REQUIRED TASK:
Print every line of the material below verbatim, in the same order and with the same formatting.

########

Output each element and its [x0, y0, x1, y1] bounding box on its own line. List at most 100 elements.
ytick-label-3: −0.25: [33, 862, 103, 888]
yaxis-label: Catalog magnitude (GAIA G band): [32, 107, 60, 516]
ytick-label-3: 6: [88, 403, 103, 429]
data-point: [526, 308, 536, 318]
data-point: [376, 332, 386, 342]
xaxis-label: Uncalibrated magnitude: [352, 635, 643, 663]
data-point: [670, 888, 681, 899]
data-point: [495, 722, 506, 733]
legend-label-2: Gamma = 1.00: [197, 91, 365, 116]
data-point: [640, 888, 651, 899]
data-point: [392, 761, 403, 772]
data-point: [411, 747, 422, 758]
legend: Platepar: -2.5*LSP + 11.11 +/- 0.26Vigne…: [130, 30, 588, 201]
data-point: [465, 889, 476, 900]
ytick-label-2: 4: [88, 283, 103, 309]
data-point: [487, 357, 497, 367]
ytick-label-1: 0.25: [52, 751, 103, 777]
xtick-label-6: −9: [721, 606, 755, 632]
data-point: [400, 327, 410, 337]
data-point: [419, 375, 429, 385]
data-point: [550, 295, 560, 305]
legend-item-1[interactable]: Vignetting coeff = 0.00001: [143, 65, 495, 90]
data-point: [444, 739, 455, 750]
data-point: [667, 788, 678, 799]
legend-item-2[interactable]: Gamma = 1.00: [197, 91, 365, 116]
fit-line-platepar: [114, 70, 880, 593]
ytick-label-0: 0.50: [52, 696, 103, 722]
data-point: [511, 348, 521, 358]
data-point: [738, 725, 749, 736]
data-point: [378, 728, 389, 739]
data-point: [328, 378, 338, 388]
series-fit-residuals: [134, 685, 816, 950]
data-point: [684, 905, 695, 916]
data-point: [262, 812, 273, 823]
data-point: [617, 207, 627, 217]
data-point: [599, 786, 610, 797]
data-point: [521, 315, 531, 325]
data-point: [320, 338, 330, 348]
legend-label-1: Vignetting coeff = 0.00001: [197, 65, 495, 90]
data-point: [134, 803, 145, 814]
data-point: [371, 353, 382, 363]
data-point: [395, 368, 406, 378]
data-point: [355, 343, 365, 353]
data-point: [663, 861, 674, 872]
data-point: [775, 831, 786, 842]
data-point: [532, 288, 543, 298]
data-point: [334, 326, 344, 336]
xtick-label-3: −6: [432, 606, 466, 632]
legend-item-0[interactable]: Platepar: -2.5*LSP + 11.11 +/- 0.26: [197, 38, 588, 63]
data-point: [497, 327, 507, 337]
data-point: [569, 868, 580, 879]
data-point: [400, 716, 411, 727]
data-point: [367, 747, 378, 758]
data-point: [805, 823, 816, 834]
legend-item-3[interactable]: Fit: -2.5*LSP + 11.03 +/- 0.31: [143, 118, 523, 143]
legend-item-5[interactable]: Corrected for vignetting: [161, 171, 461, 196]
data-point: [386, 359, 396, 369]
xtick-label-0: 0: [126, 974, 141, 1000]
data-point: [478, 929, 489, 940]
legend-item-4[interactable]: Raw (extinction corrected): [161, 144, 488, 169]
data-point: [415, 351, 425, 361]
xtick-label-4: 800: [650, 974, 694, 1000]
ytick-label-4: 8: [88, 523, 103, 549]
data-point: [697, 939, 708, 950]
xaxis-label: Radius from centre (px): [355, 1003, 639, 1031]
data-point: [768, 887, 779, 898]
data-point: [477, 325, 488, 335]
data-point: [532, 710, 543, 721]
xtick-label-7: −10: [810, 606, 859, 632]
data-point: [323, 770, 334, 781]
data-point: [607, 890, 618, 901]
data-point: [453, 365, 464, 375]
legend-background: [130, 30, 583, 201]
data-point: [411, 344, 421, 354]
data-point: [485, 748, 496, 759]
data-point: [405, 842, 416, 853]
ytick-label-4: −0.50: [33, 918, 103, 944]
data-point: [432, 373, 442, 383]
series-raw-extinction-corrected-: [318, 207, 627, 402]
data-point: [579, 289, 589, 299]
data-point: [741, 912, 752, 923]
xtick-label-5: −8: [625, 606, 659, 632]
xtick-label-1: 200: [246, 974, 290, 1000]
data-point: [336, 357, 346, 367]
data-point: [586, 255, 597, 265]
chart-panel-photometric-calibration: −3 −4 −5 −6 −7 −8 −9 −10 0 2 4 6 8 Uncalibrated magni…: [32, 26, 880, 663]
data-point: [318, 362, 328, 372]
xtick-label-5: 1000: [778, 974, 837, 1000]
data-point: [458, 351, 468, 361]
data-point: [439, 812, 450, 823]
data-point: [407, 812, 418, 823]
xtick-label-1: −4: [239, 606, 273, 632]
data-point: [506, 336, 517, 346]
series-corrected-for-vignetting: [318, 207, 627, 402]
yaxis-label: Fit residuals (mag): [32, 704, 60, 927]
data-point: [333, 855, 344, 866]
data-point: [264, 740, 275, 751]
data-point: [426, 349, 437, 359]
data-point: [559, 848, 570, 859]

########

RESULT OF THE TASK:
Output each element and its [x0, y0, x1, y1] bounding box on its own line. List at most 100 elements.
ytick-label-3: −0.25: [33, 862, 103, 888]
yaxis-label: Catalog magnitude (GAIA G band): [32, 107, 60, 516]
ytick-label-3: 6: [88, 403, 103, 429]
data-point: [526, 308, 536, 318]
data-point: [376, 332, 386, 342]
xaxis-label: Uncalibrated magnitude: [352, 635, 643, 663]
data-point: [670, 888, 681, 899]
data-point: [495, 722, 506, 733]
legend-label-2: Gamma = 1.00: [197, 91, 365, 116]
data-point: [640, 888, 651, 899]
data-point: [392, 761, 403, 772]
data-point: [411, 747, 422, 758]
legend: Platepar: -2.5*LSP + 11.11 +/- 0.26Vigne…: [130, 30, 588, 201]
data-point: [465, 889, 476, 900]
ytick-label-2: 4: [88, 283, 103, 309]
data-point: [487, 357, 497, 367]
ytick-label-1: 0.25: [52, 751, 103, 777]
xtick-label-6: −9: [721, 606, 755, 632]
data-point: [400, 327, 410, 337]
data-point: [419, 375, 429, 385]
data-point: [550, 295, 560, 305]
legend-item-1[interactable]: Vignetting coeff = 0.00001: [143, 65, 495, 90]
data-point: [444, 739, 455, 750]
data-point: [667, 788, 678, 799]
legend-item-2[interactable]: Gamma = 1.00: [197, 91, 365, 116]
fit-line-platepar: [114, 70, 880, 593]
ytick-label-0: 0.50: [52, 696, 103, 722]
data-point: [511, 348, 521, 358]
data-point: [738, 725, 749, 736]
data-point: [378, 728, 389, 739]
data-point: [328, 378, 338, 388]
series-fit-residuals: [134, 685, 816, 950]
data-point: [684, 905, 695, 916]
data-point: [262, 812, 273, 823]
data-point: [617, 207, 627, 217]
data-point: [599, 786, 610, 797]
data-point: [521, 315, 531, 325]
data-point: [320, 338, 330, 348]
legend-label-1: Vignetting coeff = 0.00001: [197, 65, 495, 90]
data-point: [134, 803, 145, 814]
data-point: [371, 353, 382, 363]
data-point: [395, 368, 406, 378]
data-point: [355, 343, 365, 353]
data-point: [663, 861, 674, 872]
data-point: [775, 831, 786, 842]
data-point: [532, 288, 543, 298]
data-point: [334, 326, 344, 336]
xtick-label-3: −6: [432, 606, 466, 632]
legend-item-0[interactable]: Platepar: -2.5*LSP + 11.11 +/- 0.26: [197, 38, 588, 63]
data-point: [497, 327, 507, 337]
data-point: [569, 868, 580, 879]
data-point: [400, 716, 411, 727]
data-point: [367, 747, 378, 758]
data-point: [805, 823, 816, 834]
legend-item-3[interactable]: Fit: -2.5*LSP + 11.03 +/- 0.31: [143, 118, 523, 143]
legend-item-5[interactable]: Corrected for vignetting: [161, 171, 461, 196]
data-point: [386, 359, 396, 369]
xtick-label-0: 0: [126, 974, 141, 1000]
data-point: [478, 929, 489, 940]
legend-item-4[interactable]: Raw (extinction corrected): [161, 144, 488, 169]
data-point: [415, 351, 425, 361]
xtick-label-4: 800: [650, 974, 694, 1000]
ytick-label-4: 8: [88, 523, 103, 549]
data-point: [697, 939, 708, 950]
xaxis-label: Radius from centre (px): [355, 1003, 639, 1031]
data-point: [768, 887, 779, 898]
data-point: [477, 325, 488, 335]
data-point: [532, 710, 543, 721]
xtick-label-7: −10: [810, 606, 859, 632]
data-point: [323, 770, 334, 781]
data-point: [607, 890, 618, 901]
data-point: [453, 365, 464, 375]
legend-background: [130, 30, 583, 201]
data-point: [411, 344, 421, 354]
data-point: [485, 748, 496, 759]
data-point: [405, 842, 416, 853]
ytick-label-4: −0.50: [33, 918, 103, 944]
data-point: [432, 373, 442, 383]
series-raw-extinction-corrected-: [318, 207, 627, 402]
data-point: [579, 289, 589, 299]
data-point: [741, 912, 752, 923]
xtick-label-5: −8: [625, 606, 659, 632]
xtick-label-1: 200: [246, 974, 290, 1000]
data-point: [336, 357, 346, 367]
data-point: [586, 255, 597, 265]
chart-panel-photometric-calibration: −3 −4 −5 −6 −7 −8 −9 −10 0 2 4 6 8 Uncalibrated magni…: [32, 26, 880, 663]
data-point: [318, 362, 328, 372]
xtick-label-5: 1000: [778, 974, 837, 1000]
data-point: [458, 351, 468, 361]
data-point: [439, 812, 450, 823]
data-point: [407, 812, 418, 823]
xtick-label-1: −4: [239, 606, 273, 632]
data-point: [506, 336, 517, 346]
series-corrected-for-vignetting: [318, 207, 627, 402]
yaxis-label: Fit residuals (mag): [32, 704, 60, 927]
data-point: [333, 855, 344, 866]
data-point: [264, 740, 275, 751]
data-point: [426, 349, 437, 359]
data-point: [559, 848, 570, 859]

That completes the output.